TASK:
Identify each line below that contains the word "name", and copy it out.

Part of a data file:
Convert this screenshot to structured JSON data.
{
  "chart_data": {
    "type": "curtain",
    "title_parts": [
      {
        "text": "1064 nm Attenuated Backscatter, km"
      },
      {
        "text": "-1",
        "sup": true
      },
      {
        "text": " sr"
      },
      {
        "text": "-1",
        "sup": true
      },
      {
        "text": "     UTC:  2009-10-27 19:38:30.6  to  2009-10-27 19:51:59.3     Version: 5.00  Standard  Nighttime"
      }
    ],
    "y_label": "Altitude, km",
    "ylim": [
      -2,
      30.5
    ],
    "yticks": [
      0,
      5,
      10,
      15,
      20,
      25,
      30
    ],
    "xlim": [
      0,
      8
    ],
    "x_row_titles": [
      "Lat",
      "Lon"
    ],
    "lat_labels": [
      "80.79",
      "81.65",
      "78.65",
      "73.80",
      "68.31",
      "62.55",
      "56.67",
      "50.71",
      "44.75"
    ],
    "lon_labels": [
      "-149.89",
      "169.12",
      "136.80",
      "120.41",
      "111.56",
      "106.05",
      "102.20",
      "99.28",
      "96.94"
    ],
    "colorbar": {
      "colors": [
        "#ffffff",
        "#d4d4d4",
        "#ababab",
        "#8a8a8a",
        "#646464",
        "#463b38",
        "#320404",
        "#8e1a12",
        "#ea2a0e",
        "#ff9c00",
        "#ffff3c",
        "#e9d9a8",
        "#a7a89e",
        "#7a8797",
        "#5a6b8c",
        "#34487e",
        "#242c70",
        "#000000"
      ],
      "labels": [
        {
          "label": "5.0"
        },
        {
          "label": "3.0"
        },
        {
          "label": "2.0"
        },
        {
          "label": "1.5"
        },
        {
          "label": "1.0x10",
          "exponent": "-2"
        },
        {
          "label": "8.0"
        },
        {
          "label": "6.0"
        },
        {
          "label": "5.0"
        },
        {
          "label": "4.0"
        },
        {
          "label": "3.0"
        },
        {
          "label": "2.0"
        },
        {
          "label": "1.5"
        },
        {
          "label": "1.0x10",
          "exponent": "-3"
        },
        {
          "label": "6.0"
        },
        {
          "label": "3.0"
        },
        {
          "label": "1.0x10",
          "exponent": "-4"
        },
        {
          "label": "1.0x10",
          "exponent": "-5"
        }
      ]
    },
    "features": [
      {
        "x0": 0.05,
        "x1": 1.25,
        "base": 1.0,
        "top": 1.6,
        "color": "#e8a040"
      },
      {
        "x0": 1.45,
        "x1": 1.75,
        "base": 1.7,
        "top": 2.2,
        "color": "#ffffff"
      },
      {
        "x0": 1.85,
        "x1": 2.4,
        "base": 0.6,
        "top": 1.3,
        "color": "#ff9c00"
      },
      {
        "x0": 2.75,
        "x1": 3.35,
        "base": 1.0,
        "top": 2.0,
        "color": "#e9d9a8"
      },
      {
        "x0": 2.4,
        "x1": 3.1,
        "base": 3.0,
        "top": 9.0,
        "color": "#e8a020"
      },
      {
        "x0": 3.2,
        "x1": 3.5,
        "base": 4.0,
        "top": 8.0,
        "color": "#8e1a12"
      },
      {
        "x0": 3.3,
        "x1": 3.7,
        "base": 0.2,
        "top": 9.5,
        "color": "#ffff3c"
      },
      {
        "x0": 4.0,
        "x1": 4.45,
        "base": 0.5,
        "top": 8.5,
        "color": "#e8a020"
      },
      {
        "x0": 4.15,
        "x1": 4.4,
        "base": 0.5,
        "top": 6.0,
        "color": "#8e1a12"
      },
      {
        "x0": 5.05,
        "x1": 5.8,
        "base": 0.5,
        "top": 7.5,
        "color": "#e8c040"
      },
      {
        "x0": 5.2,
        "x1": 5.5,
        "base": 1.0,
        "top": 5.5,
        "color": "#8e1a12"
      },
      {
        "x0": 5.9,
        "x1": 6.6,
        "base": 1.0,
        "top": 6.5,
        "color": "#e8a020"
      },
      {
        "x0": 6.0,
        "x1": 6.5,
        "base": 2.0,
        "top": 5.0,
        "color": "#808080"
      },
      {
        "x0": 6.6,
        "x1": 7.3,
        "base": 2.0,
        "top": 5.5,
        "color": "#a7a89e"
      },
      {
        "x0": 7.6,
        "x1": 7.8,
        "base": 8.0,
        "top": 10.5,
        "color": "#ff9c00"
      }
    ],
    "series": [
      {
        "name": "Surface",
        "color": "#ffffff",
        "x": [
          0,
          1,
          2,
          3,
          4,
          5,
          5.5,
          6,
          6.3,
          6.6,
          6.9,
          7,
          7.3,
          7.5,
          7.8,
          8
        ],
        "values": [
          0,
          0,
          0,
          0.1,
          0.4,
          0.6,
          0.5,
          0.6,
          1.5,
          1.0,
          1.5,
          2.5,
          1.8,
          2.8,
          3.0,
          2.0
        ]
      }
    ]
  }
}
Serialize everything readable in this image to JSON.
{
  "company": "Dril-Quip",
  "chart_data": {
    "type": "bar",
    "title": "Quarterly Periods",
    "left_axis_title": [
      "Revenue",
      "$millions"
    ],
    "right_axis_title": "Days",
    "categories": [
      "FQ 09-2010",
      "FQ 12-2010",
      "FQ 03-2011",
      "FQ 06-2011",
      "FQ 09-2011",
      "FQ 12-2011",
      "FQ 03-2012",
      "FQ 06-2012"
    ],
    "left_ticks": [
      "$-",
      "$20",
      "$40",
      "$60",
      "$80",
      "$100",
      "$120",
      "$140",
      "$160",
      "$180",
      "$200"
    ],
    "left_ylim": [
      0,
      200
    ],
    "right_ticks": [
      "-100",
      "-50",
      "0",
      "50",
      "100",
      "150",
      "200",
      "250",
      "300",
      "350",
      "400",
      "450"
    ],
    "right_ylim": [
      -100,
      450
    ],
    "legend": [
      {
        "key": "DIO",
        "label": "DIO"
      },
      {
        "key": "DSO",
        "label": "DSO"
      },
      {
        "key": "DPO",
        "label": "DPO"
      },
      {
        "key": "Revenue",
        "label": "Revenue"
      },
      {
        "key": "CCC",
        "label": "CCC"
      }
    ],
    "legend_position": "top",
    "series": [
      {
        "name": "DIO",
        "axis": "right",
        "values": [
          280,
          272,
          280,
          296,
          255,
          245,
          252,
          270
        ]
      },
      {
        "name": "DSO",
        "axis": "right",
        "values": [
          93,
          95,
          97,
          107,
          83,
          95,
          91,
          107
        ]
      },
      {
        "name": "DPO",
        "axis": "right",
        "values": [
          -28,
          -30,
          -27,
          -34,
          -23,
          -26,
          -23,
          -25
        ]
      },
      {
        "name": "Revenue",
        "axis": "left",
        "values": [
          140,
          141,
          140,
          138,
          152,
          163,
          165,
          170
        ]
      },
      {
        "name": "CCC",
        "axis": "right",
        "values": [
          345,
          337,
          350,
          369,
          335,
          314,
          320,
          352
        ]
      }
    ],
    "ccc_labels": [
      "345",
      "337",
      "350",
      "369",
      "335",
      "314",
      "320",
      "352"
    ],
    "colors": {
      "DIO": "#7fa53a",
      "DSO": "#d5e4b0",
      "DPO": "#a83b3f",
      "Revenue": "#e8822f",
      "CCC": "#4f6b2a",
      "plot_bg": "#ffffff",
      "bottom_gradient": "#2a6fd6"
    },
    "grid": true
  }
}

WORKED SOLUTION:
        "name": "Surface",
        "name": "DIO",
        "name": "DSO",
        "name": "DPO",
        "name": "Revenue",
        "name": "CCC",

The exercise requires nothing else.